▸ **Problem statement**
Show all lines from the data that include the word "Loss".

▸ **Extracted information**
-- BEGIN --

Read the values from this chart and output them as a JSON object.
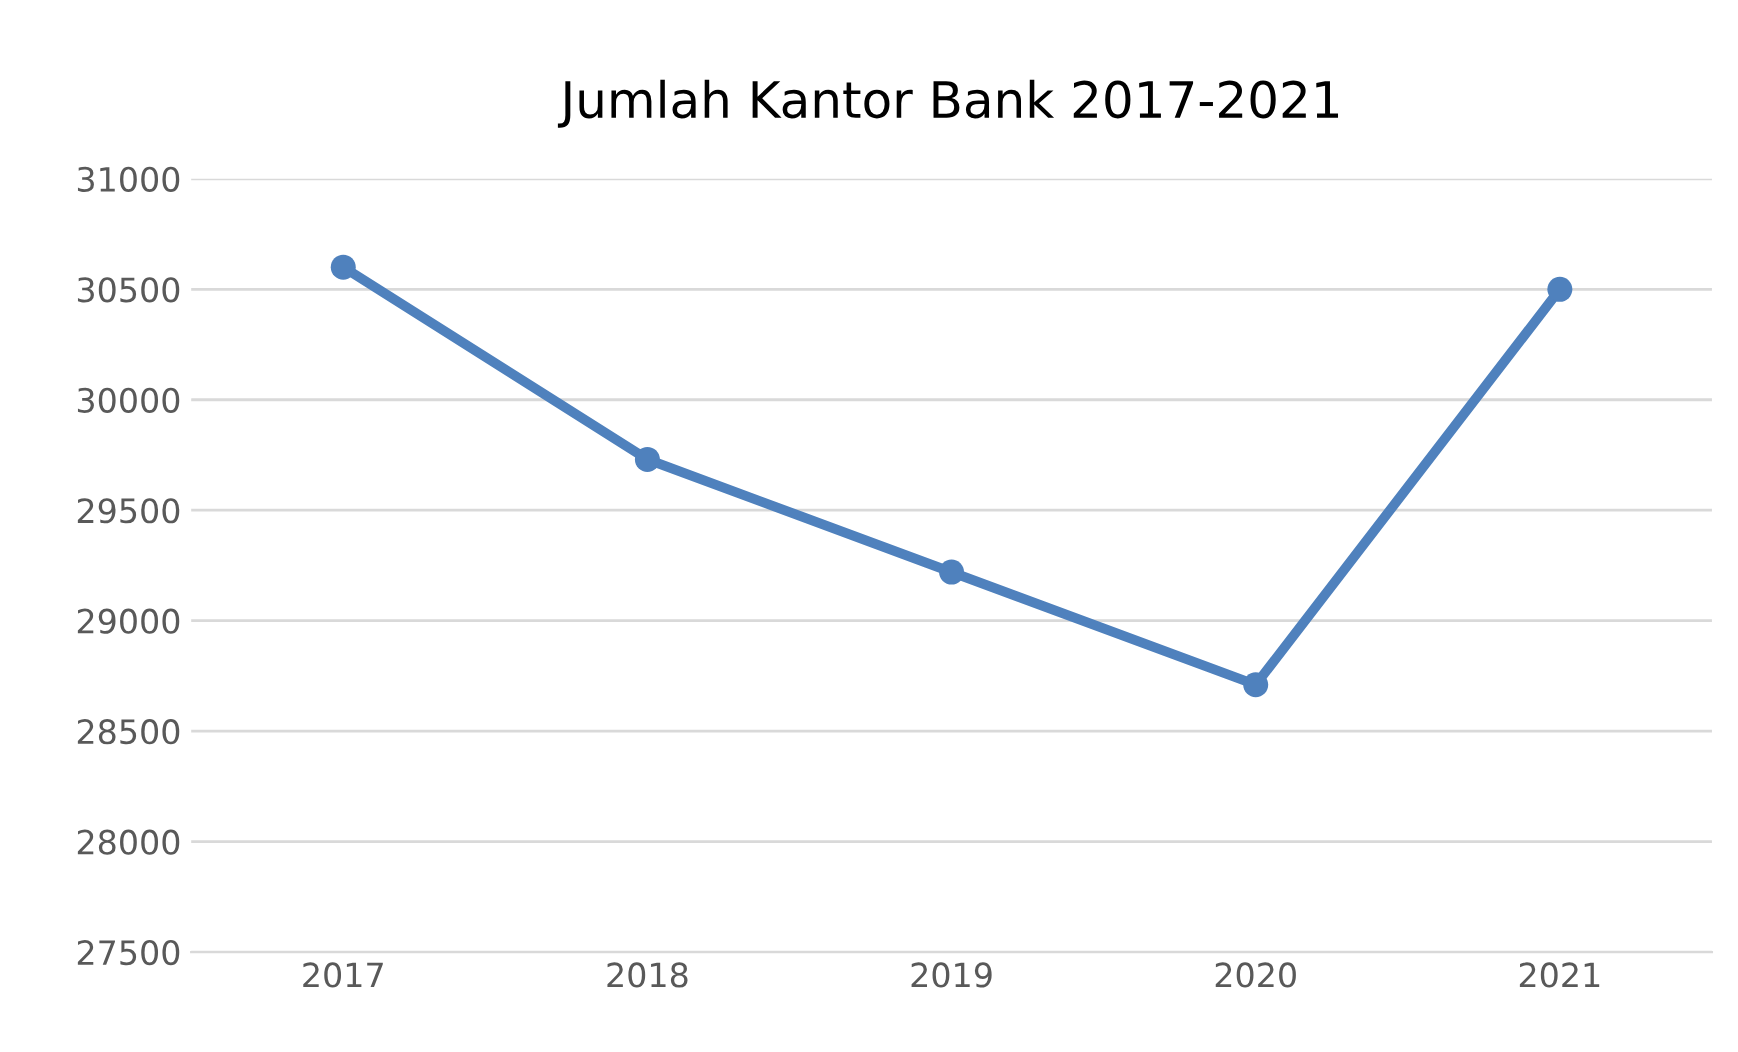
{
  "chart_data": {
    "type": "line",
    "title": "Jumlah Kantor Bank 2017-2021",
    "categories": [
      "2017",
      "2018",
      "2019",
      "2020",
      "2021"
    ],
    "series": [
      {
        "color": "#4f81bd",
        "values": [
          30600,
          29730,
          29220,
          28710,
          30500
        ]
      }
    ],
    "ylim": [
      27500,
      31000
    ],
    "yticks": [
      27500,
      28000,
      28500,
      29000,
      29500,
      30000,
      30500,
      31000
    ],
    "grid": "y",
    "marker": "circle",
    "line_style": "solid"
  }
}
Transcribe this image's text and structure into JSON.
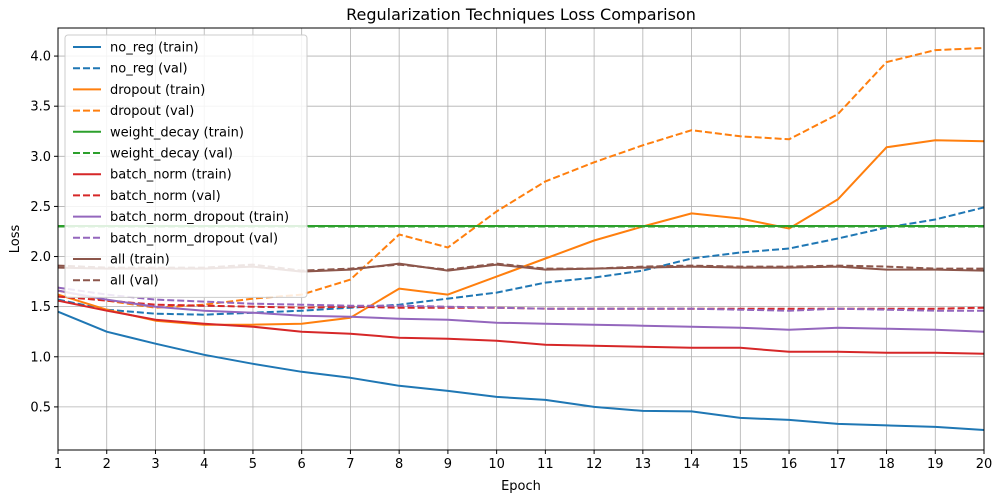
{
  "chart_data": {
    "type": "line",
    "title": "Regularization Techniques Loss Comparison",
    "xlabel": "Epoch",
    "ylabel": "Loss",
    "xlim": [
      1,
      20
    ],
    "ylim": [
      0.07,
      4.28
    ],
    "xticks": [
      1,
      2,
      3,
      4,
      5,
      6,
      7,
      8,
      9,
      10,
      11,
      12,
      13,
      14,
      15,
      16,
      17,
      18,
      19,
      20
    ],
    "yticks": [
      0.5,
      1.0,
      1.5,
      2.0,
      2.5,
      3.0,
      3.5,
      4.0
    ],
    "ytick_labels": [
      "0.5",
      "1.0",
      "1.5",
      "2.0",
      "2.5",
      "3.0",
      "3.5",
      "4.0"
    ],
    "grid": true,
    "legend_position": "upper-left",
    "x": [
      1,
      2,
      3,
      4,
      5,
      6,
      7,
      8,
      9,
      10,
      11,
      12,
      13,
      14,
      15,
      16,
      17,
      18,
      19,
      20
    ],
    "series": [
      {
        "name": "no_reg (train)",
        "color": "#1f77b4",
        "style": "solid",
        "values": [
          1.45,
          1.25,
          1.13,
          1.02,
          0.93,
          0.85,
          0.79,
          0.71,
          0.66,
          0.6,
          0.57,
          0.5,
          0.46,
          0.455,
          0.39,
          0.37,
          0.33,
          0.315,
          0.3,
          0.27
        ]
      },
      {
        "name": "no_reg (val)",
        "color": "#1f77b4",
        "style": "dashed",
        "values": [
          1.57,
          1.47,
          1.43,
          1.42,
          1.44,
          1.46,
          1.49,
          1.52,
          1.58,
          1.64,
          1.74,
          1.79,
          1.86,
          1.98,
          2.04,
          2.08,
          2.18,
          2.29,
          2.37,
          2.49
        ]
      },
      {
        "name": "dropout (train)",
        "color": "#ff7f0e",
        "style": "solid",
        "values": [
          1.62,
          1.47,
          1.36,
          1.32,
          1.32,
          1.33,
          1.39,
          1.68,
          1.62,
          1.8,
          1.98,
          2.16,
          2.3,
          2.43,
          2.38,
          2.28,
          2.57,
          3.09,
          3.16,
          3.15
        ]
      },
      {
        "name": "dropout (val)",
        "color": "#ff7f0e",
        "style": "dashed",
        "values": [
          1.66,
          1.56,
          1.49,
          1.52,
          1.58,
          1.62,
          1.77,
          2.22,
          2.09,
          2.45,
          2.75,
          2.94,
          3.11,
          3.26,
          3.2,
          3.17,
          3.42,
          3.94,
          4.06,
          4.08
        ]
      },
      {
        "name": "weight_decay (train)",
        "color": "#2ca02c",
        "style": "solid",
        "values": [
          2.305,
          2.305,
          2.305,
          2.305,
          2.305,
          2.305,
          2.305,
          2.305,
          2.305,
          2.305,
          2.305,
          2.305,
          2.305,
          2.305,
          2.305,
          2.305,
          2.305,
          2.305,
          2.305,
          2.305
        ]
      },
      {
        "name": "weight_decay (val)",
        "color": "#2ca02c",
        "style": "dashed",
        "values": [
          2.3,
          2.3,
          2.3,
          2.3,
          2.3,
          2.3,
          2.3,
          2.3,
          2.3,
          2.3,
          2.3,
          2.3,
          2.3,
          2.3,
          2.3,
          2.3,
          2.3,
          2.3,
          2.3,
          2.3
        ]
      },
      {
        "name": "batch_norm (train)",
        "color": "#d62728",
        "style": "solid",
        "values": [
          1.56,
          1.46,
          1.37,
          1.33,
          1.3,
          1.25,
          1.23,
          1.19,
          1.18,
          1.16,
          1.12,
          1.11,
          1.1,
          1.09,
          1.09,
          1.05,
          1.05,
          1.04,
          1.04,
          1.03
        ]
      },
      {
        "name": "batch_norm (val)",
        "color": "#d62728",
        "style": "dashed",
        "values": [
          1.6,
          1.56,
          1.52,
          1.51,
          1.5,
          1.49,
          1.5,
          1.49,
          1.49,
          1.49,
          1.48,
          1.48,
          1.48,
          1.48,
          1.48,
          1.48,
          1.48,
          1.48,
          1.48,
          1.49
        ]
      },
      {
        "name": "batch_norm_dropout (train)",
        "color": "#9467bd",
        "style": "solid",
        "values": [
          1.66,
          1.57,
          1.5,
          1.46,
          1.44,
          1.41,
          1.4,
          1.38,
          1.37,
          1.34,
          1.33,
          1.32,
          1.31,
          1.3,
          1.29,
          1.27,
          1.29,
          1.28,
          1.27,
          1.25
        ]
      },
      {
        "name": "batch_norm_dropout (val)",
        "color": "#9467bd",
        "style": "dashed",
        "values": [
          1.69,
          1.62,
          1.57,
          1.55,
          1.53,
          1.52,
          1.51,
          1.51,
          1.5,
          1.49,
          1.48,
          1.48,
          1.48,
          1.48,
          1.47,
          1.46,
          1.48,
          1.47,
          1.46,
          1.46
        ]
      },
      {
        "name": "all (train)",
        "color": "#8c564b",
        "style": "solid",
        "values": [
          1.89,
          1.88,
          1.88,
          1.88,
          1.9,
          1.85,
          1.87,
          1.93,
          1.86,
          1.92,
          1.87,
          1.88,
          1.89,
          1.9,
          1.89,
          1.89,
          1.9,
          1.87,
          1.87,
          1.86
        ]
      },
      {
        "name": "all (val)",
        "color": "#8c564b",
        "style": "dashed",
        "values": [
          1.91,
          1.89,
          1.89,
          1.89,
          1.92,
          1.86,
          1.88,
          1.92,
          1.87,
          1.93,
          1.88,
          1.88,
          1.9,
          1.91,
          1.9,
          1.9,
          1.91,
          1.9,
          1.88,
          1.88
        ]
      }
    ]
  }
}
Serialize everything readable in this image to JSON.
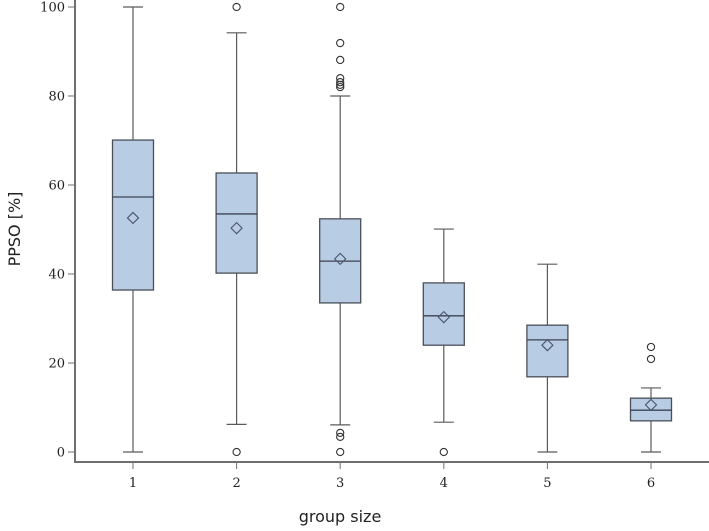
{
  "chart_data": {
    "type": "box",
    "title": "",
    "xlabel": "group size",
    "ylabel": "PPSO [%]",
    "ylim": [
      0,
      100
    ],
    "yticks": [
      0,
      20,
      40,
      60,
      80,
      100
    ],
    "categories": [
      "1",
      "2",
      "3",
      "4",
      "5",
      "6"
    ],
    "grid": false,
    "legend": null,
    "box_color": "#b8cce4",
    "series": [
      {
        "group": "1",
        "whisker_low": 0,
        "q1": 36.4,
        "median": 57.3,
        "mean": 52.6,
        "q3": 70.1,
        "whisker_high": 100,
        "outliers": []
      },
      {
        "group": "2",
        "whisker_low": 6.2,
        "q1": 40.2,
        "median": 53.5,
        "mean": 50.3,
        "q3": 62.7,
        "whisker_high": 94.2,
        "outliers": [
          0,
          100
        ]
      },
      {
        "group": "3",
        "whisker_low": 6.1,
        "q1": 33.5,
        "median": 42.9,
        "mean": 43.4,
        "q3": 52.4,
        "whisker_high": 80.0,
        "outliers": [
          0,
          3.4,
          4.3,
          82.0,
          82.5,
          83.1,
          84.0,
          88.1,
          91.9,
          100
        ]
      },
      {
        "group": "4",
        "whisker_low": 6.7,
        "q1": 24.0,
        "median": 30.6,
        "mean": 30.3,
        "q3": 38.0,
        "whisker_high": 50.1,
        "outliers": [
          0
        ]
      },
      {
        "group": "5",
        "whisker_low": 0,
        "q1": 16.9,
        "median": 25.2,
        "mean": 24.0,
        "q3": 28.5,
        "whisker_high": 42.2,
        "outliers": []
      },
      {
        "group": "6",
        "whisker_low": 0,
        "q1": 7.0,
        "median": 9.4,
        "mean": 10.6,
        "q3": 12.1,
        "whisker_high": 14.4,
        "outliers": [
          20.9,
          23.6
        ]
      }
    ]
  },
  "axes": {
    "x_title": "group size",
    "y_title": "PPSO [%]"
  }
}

-- END --

▸ **Correct response**
    "title": "Regularization Techniques Loss Comparison",
    "ylabel": "Loss",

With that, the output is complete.